• [STATED GOAL A]
Output the passage from the Form 10-K amendment notice between "DOCUMENTS INCORPORATED BY" and "extent stated herein.", inclusive, word for word.

• [PASSAGE PROVIDED]

DOCUMENTS INCORPORATED BY REFERENCE
The Registrant’s definitive Proxy Statement for the Annual Meeting of Shareholders to be held May 14, 2019 is incorporated by reference in Part III of this Form 10-K to the extent stated herein.
Manhattan Associates, Inc. (the “Company”) is filing this Amendment No. 1 on Form 10-K/A (this “Amendment”) to amend its Annual Report on Form 10-K for the year ended December 31, 2018 (the “Original Form 10-K”), which was filed with the Securities and Exchange Commission on February 8, 2019. The purpose of this Amendment is to amend the table included in the section titled “Purchase of Equity Securities” in Part II, “Item 5. Market for Registrant’s Common Equity, Related Shareholder Matters, and Issuer Purchases of Equity Securities” (“Item 5”) of the Company’s Original Form 10-K. In the table in the Original Form 10-K, the Company inadvertently presented the amounts paid on share repurchases instead of the number of shares repurchased in the column heading “Total Number of Shares Purchased as Part of Publicly Announced Plans or Programs.” This Amendment amends such disclosure to present the number of shares repurchased.

• [GIVEN RECORDS]
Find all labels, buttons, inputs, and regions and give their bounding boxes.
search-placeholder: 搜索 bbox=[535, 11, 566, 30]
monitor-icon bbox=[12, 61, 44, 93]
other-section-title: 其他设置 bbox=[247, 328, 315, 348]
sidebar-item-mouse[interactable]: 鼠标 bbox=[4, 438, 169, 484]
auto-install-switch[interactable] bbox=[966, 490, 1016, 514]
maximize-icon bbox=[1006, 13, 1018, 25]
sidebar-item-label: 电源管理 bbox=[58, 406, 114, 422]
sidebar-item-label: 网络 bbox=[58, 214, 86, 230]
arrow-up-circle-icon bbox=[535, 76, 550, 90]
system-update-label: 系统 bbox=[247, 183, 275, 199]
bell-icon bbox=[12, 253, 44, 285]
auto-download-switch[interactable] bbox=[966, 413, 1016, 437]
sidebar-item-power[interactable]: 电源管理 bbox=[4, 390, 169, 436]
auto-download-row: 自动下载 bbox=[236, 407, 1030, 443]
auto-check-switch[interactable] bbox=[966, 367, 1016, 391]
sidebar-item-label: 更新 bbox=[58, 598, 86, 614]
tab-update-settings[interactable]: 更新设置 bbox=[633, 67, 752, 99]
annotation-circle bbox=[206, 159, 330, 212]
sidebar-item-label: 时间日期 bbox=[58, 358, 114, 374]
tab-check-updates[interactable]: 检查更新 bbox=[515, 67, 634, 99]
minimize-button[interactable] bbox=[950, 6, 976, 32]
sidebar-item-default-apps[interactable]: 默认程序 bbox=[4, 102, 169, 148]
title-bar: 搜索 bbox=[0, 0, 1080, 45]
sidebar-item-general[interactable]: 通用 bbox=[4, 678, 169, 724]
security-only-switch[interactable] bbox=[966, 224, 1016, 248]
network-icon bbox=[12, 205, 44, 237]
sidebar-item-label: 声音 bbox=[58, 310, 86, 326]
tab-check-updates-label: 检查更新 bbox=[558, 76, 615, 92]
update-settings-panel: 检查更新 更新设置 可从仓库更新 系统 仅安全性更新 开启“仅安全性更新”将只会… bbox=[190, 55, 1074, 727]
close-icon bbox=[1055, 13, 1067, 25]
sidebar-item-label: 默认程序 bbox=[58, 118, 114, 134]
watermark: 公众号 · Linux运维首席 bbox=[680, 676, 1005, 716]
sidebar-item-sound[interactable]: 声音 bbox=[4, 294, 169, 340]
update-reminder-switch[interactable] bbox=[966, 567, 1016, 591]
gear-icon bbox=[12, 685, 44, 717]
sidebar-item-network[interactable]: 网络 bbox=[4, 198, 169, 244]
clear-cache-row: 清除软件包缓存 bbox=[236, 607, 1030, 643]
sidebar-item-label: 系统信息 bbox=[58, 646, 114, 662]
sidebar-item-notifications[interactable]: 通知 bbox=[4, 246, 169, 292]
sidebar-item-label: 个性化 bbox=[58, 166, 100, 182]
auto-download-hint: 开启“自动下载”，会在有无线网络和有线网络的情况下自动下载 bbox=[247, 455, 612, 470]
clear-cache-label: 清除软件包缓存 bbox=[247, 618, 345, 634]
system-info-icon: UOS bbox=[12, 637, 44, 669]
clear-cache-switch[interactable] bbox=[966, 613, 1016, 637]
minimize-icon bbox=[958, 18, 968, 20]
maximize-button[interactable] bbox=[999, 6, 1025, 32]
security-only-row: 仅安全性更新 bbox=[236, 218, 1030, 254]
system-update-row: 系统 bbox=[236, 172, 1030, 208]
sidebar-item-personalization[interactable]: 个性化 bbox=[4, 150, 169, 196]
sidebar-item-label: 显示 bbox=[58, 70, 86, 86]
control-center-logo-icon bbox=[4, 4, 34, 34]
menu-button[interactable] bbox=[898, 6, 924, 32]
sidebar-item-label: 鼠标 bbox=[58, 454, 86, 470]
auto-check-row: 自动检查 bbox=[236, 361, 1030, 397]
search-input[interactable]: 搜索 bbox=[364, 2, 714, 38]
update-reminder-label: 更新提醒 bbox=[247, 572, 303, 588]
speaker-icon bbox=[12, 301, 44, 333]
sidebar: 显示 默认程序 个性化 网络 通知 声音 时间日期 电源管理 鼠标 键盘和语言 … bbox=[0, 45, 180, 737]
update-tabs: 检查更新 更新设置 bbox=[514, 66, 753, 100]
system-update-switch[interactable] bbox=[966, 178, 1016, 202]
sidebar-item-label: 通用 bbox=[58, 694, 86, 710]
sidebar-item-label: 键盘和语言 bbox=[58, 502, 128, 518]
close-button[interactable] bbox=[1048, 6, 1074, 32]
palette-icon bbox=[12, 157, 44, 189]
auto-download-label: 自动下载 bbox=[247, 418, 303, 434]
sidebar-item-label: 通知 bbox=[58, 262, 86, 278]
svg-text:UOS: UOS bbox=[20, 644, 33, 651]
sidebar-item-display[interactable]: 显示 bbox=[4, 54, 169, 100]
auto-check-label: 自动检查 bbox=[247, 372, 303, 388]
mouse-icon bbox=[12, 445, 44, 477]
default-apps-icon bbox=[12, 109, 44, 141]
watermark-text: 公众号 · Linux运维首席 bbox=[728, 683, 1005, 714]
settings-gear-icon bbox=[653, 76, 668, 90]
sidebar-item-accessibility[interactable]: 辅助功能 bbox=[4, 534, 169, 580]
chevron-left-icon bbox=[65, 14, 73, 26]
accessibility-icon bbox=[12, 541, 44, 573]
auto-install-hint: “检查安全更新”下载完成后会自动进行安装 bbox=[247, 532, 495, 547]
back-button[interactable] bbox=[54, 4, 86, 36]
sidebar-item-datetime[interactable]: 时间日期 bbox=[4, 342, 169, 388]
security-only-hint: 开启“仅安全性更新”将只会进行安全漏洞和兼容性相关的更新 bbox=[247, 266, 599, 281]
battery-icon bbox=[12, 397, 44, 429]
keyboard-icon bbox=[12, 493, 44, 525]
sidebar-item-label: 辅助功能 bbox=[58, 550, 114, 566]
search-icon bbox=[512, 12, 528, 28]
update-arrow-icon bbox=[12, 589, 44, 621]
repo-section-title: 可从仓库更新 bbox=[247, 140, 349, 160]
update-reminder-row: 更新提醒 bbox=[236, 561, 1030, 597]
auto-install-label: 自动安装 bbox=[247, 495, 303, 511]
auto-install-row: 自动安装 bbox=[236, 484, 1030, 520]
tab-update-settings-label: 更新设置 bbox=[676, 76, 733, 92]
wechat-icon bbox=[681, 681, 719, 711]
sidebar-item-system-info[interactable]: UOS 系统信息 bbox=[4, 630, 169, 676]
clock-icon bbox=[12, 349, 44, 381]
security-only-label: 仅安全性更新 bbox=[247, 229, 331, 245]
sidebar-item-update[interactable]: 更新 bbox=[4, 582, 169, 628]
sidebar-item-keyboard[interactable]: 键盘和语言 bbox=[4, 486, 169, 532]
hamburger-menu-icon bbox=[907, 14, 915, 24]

• [STATED GOAL B]
Return the listing's lines from its first line through the line holding "246, 169, 292]", inclusive, reproduced exactly.

• [FINAL ANSWER A]
DOCUMENTS INCORPORATED BY REFERENCE
The Registrant’s definitive Proxy Statement for the Annual Meeting of Shareholders to be held May 14, 2019 is incorporated by reference in Part III of this Form 10-K to the extent stated herein.

• [FINAL ANSWER B]
Find all labels, buttons, inputs, and regions and give their bounding boxes.
search-placeholder: 搜索 bbox=[535, 11, 566, 30]
monitor-icon bbox=[12, 61, 44, 93]
other-section-title: 其他设置 bbox=[247, 328, 315, 348]
sidebar-item-mouse[interactable]: 鼠标 bbox=[4, 438, 169, 484]
auto-install-switch[interactable] bbox=[966, 490, 1016, 514]
maximize-icon bbox=[1006, 13, 1018, 25]
sidebar-item-label: 电源管理 bbox=[58, 406, 114, 422]
sidebar-item-label: 网络 bbox=[58, 214, 86, 230]
arrow-up-circle-icon bbox=[535, 76, 550, 90]
system-update-label: 系统 bbox=[247, 183, 275, 199]
bell-icon bbox=[12, 253, 44, 285]
auto-download-switch[interactable] bbox=[966, 413, 1016, 437]
sidebar-item-power[interactable]: 电源管理 bbox=[4, 390, 169, 436]
auto-download-row: 自动下载 bbox=[236, 407, 1030, 443]
auto-check-switch[interactable] bbox=[966, 367, 1016, 391]
sidebar-item-label: 更新 bbox=[58, 598, 86, 614]
tab-update-settings[interactable]: 更新设置 bbox=[633, 67, 752, 99]
annotation-circle bbox=[206, 159, 330, 212]
sidebar-item-label: 时间日期 bbox=[58, 358, 114, 374]
tab-check-updates[interactable]: 检查更新 bbox=[515, 67, 634, 99]
minimize-button[interactable] bbox=[950, 6, 976, 32]
sidebar-item-default-apps[interactable]: 默认程序 bbox=[4, 102, 169, 148]
title-bar: 搜索 bbox=[0, 0, 1080, 45]
sidebar-item-general[interactable]: 通用 bbox=[4, 678, 169, 724]
security-only-switch[interactable] bbox=[966, 224, 1016, 248]
network-icon bbox=[12, 205, 44, 237]
sidebar-item-label: 声音 bbox=[58, 310, 86, 326]
tab-check-updates-label: 检查更新 bbox=[558, 76, 615, 92]
update-settings-panel: 检查更新 更新设置 可从仓库更新 系统 仅安全性更新 开启“仅安全性更新”将只会… bbox=[190, 55, 1074, 727]
close-icon bbox=[1055, 13, 1067, 25]
sidebar-item-label: 默认程序 bbox=[58, 118, 114, 134]
watermark: 公众号 · Linux运维首席 bbox=[680, 676, 1005, 716]
sidebar-item-sound[interactable]: 声音 bbox=[4, 294, 169, 340]
update-reminder-switch[interactable] bbox=[966, 567, 1016, 591]
gear-icon bbox=[12, 685, 44, 717]
sidebar-item-network[interactable]: 网络 bbox=[4, 198, 169, 244]
clear-cache-row: 清除软件包缓存 bbox=[236, 607, 1030, 643]
sidebar-item-label: 系统信息 bbox=[58, 646, 114, 662]
sidebar-item-notifications[interactable]: 通知 bbox=[4, 246, 169, 292]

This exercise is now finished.